## Goal
Please pull out every line that includes the string "Medical".

## Supplied data
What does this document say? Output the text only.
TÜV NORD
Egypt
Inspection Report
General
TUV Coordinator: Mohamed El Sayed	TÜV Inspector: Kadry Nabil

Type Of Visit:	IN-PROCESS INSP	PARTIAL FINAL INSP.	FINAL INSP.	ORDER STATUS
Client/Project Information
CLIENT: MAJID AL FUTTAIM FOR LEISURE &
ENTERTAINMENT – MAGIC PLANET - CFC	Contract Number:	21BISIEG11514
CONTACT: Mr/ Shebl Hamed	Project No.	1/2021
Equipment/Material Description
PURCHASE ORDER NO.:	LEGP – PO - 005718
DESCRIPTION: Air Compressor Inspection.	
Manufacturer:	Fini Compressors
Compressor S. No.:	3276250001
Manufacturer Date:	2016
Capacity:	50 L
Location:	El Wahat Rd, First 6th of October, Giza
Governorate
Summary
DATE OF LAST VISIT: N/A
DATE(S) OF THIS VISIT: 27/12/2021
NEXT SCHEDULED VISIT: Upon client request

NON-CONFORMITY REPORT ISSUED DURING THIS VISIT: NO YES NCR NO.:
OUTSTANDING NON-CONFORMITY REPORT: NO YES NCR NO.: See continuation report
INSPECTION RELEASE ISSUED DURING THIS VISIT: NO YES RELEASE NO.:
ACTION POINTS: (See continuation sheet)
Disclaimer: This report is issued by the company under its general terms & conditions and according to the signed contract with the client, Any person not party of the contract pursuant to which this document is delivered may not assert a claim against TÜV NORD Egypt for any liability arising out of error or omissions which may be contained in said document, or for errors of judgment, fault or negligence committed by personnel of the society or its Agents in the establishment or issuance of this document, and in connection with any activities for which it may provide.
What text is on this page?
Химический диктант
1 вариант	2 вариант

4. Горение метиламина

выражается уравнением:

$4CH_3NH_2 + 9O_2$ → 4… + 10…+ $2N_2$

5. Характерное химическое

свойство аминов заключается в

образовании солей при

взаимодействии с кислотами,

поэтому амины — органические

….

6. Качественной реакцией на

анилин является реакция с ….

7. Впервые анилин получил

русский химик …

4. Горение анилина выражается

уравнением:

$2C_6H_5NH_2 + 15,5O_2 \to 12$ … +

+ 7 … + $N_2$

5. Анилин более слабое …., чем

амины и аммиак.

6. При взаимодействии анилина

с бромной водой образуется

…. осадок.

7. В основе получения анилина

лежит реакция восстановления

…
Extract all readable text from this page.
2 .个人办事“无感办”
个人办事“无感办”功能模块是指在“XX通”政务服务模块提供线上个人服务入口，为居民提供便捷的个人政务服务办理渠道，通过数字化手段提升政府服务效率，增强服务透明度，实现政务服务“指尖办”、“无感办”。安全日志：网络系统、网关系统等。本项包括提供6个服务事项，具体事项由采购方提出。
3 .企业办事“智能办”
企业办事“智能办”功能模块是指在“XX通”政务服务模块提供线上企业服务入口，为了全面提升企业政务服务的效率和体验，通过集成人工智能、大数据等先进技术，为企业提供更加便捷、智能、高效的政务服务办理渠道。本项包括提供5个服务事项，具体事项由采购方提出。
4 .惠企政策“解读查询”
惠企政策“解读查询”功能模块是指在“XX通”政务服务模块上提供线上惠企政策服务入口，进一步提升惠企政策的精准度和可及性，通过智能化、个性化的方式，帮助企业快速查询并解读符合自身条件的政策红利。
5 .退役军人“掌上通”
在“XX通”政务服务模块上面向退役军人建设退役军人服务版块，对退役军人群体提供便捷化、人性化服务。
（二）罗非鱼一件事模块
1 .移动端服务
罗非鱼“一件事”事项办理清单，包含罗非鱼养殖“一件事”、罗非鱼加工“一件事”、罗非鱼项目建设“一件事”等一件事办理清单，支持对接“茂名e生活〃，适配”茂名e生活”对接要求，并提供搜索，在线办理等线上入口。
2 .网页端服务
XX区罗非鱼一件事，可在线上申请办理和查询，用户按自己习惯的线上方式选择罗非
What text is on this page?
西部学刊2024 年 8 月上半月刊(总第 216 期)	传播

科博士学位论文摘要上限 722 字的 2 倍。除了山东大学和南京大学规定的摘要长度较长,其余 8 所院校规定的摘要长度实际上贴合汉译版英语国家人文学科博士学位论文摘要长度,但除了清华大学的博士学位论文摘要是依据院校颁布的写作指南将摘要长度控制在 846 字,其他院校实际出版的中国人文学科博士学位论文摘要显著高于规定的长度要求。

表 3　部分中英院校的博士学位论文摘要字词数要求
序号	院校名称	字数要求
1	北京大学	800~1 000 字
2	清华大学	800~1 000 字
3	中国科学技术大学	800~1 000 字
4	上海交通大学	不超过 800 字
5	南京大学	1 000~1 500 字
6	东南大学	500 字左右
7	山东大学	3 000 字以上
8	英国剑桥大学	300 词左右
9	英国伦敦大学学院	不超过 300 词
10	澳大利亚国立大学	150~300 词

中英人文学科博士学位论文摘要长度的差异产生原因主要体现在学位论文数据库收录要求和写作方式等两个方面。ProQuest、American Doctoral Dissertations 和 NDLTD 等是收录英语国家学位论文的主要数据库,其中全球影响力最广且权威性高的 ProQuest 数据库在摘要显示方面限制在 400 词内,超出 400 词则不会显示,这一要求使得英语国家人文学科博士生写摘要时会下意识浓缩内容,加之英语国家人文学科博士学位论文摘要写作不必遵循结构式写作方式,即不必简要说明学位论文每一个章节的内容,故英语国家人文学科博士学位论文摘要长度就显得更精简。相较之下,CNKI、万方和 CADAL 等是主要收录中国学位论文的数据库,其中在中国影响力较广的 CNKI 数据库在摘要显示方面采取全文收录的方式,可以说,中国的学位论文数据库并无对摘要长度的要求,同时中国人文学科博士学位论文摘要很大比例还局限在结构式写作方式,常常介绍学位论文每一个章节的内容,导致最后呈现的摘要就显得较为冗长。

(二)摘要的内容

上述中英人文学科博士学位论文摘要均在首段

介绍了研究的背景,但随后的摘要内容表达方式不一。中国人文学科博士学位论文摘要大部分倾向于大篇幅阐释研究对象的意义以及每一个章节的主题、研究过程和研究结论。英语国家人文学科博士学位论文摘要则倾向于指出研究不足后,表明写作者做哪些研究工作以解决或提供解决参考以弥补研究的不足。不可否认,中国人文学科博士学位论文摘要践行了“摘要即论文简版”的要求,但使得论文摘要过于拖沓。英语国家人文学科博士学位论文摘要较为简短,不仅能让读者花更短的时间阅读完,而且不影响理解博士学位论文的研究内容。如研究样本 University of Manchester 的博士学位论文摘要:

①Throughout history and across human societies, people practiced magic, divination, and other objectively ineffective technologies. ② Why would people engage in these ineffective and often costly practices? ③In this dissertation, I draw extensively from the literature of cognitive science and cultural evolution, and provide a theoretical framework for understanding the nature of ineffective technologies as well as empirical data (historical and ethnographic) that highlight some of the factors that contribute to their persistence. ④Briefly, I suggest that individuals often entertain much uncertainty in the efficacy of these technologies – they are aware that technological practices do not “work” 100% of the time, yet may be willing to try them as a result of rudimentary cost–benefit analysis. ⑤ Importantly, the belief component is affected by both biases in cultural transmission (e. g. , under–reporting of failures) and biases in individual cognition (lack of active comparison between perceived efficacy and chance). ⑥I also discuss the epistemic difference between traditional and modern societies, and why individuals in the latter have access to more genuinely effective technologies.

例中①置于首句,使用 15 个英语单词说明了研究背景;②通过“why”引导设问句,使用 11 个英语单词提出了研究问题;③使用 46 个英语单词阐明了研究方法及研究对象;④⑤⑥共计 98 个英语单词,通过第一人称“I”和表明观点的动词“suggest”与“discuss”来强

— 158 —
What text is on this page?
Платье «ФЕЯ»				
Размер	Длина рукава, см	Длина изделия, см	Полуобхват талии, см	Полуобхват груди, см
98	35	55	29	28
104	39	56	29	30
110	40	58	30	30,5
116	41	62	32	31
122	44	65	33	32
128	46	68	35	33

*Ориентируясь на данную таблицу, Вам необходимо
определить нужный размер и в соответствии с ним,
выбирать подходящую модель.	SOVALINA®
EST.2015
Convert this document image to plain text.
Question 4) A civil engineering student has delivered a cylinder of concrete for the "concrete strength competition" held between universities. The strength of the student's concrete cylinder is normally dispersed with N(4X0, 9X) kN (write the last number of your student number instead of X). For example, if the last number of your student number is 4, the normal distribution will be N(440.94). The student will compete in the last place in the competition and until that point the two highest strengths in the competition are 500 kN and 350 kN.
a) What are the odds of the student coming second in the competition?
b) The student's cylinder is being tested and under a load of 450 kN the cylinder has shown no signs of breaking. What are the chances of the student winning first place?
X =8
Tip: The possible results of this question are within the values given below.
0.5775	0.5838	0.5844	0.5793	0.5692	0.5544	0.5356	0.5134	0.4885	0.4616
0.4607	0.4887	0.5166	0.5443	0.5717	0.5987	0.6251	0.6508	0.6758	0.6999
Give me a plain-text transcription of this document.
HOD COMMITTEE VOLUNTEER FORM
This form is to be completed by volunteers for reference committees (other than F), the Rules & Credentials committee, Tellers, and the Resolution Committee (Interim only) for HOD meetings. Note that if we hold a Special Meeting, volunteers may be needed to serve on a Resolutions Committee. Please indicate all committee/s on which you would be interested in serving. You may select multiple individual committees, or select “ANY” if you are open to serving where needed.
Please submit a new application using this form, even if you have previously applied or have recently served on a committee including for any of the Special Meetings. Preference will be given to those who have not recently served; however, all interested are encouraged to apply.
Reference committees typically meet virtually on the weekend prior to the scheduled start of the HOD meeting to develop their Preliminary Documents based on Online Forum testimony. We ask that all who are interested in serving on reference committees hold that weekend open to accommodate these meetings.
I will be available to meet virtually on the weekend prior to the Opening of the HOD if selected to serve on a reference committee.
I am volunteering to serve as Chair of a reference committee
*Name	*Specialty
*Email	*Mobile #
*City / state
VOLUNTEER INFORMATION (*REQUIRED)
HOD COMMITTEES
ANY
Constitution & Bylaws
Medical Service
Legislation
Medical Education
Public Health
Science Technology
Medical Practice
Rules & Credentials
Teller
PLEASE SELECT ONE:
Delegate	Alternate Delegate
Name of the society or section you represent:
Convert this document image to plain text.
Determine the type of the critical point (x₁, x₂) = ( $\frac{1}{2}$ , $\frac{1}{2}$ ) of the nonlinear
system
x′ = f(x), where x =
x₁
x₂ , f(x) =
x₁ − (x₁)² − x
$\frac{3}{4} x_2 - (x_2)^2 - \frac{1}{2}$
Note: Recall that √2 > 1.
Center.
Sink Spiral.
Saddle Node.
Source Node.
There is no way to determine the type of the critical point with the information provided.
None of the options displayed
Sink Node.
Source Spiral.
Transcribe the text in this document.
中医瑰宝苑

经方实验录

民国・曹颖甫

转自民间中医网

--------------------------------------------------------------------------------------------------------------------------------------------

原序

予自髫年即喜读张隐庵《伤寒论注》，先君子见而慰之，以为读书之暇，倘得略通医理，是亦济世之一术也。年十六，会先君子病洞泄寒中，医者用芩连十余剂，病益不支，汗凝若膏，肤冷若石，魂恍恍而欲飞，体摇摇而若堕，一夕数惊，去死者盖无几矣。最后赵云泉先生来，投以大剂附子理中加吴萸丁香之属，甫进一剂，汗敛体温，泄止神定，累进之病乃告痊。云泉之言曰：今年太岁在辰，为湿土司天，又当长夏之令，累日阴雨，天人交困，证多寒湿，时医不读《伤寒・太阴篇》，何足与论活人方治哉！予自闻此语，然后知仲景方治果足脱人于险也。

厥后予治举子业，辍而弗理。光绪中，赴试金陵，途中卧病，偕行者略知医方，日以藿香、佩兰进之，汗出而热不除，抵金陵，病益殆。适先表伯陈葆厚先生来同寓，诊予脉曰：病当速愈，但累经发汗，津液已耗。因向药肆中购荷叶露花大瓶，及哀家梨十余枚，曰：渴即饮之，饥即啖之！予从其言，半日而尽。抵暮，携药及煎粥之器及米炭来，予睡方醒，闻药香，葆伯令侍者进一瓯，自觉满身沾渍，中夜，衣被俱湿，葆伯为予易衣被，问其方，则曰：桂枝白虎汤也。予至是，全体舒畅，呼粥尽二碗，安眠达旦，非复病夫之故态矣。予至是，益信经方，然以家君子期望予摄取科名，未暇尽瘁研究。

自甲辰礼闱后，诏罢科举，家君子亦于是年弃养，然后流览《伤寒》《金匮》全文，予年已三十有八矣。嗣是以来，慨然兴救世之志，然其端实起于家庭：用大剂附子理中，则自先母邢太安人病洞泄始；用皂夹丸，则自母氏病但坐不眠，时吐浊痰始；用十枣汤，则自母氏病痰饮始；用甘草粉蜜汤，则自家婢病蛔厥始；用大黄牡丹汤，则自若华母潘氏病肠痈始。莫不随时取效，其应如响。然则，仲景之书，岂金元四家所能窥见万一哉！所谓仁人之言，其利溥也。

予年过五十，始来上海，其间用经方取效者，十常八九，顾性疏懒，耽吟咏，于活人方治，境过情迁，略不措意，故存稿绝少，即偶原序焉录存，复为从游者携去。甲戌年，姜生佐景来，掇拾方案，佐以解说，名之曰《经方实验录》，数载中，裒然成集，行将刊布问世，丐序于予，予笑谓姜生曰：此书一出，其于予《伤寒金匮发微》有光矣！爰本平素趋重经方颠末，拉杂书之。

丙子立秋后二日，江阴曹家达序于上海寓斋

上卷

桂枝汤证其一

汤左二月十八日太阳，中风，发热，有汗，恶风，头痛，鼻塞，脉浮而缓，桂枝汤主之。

## Complete output
Medical Service
Medical Education
Medical Practice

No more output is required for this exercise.